WHAT YOU WILL DO » Type out the material below exactly.

____________________

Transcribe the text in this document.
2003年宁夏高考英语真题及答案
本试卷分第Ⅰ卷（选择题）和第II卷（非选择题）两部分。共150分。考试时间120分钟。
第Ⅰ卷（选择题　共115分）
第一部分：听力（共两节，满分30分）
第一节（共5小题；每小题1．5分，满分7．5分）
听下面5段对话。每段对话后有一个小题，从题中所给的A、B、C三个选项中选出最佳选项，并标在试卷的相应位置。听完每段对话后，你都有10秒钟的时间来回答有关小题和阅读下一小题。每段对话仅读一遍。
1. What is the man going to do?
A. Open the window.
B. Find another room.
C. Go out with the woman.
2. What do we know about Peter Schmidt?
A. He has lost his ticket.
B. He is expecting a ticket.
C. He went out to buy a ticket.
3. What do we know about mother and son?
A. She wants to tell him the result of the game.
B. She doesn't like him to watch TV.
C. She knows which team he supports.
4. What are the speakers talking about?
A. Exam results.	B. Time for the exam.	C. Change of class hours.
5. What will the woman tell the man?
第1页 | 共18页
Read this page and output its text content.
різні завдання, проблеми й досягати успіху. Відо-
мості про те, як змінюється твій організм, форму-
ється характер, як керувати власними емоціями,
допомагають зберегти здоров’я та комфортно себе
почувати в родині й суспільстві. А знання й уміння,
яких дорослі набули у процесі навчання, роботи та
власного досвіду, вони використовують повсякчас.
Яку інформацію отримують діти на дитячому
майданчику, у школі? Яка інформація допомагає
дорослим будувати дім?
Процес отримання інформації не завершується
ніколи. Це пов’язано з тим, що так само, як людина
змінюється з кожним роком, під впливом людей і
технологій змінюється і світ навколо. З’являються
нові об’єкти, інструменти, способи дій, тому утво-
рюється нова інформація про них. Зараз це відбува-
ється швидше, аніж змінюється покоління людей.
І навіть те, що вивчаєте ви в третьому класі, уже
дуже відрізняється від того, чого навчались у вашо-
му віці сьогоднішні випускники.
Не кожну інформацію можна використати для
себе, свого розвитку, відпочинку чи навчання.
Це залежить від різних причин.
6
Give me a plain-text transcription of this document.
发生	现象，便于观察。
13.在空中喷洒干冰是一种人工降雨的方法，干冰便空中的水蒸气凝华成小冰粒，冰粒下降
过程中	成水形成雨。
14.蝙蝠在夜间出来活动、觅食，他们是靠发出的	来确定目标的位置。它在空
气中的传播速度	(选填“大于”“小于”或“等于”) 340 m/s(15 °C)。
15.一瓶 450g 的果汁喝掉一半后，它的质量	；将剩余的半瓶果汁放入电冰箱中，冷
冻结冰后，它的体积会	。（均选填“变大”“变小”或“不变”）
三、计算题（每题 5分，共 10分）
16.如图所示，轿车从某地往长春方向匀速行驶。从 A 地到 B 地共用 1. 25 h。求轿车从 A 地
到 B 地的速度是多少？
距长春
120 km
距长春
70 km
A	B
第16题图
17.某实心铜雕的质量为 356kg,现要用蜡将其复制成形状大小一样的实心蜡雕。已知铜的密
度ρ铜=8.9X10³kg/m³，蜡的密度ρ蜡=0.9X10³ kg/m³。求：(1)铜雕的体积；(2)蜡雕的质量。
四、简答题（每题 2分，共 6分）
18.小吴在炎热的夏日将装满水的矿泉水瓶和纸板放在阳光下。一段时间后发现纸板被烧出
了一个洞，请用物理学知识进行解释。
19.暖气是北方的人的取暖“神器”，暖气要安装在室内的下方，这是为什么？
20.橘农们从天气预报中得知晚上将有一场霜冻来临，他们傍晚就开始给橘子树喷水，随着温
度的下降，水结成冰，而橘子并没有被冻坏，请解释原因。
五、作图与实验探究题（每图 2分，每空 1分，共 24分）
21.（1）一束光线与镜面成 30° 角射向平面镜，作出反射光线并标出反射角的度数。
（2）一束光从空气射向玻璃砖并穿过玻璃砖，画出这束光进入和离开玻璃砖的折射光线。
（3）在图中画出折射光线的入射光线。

____________________

RESPONSE »
Transcribe the text in this document.
2003年宁夏高考英语真题及答案
本试卷分第Ⅰ卷（选择题）和第II卷（非选择题）两部分。共150分。考试时间120分钟。
第Ⅰ卷（选择题　共115分）
第一部分：听力（共两节，满分30分）
第一节（共5小题；每小题1．5分，满分7．5分）
听下面5段对话。每段对话后有一个小题，从题中所给的A、B、C三个选项中选出最佳选项，并标在试卷的相应位置。听完每段对话后，你都有10秒钟的时间来回答有关小题和阅读下一小题。每段对话仅读一遍。
1. What is the man going to do?
A. Open the window.
B. Find another room.
C. Go out with the woman.
2. What do we know about Peter Schmidt?
A. He has lost his ticket.
B. He is expecting a ticket.
C. He went out to buy a ticket.
3. What do we know about mother and son?
A. She wants to tell him the result of the game.
B. She doesn't like him to watch TV.
C. She knows which team he supports.
4. What are the speakers talking about?
A. Exam results.	B. Time for the exam.	C. Change of class hours.
5. What will the woman tell the man?
第1页 | 共18页
Read this page and output its text content.
різні завдання, проблеми й досягати успіху. Відо-
мості про те, як змінюється твій організм, форму-
ється характер, як керувати власними емоціями,
допомагають зберегти здоров’я та комфортно себе
почувати в родині й суспільстві. А знання й уміння,
яких дорослі набули у процесі навчання, роботи та
власного досвіду, вони використовують повсякчас.
Яку інформацію отримують діти на дитячому
майданчику, у школі? Яка інформація допомагає
дорослим будувати дім?
Процес отримання інформації не завершується
ніколи. Це пов’язано з тим, що так само, як людина
змінюється з кожним роком, під впливом людей і
технологій змінюється і світ навколо. З’являються
нові об’єкти, інструменти, способи дій, тому утво-
рюється нова інформація про них. Зараз це відбува-
ється швидше, аніж змінюється покоління людей.
І навіть те, що вивчаєте ви в третьому класі, уже
дуже відрізняється від того, чого навчались у вашо-
му віці сьогоднішні випускники.
Не кожну інформацію можна використати для
себе, свого розвитку, відпочинку чи навчання.
Це залежить від різних причин.
6
Give me a plain-text transcription of this document.
发生	现象，便于观察。
13.在空中喷洒干冰是一种人工降雨的方法，干冰便空中的水蒸气凝华成小冰粒，冰粒下降
过程中	成水形成雨。
14.蝙蝠在夜间出来活动、觅食，他们是靠发出的	来确定目标的位置。它在空
气中的传播速度	(选填“大于”“小于”或“等于”) 340 m/s(15 °C)。
15.一瓶 450g 的果汁喝掉一半后，它的质量	；将剩余的半瓶果汁放入电冰箱中，冷
冻结冰后，它的体积会	。（均选填“变大”“变小”或“不变”）
三、计算题（每题 5分，共 10分）
16.如图所示，轿车从某地往长春方向匀速行驶。从 A 地到 B 地共用 1. 25 h。求轿车从 A 地
到 B 地的速度是多少？
距长春
120 km
距长春
70 km
A	B
第16题图
17.某实心铜雕的质量为 356kg,现要用蜡将其复制成形状大小一样的实心蜡雕。已知铜的密
度ρ铜=8.9X10³kg/m³，蜡的密度ρ蜡=0.9X10³ kg/m³。求：(1)铜雕的体积；(2)蜡雕的质量。
四、简答题（每题 2分，共 6分）
18.小吴在炎热的夏日将装满水的矿泉水瓶和纸板放在阳光下。一段时间后发现纸板被烧出
了一个洞，请用物理学知识进行解释。
19.暖气是北方的人的取暖“神器”，暖气要安装在室内的下方，这是为什么？
20.橘农们从天气预报中得知晚上将有一场霜冻来临，他们傍晚就开始给橘子树喷水，随着温
度的下降，水结成冰，而橘子并没有被冻坏，请解释原因。
五、作图与实验探究题（每图 2分，每空 1分，共 24分）
21.（1）一束光线与镜面成 30° 角射向平面镜，作出反射光线并标出反射角的度数。
（2）一束光从空气射向玻璃砖并穿过玻璃砖，画出这束光进入和离开玻璃砖的折射光线。
（3）在图中画出折射光线的入射光线。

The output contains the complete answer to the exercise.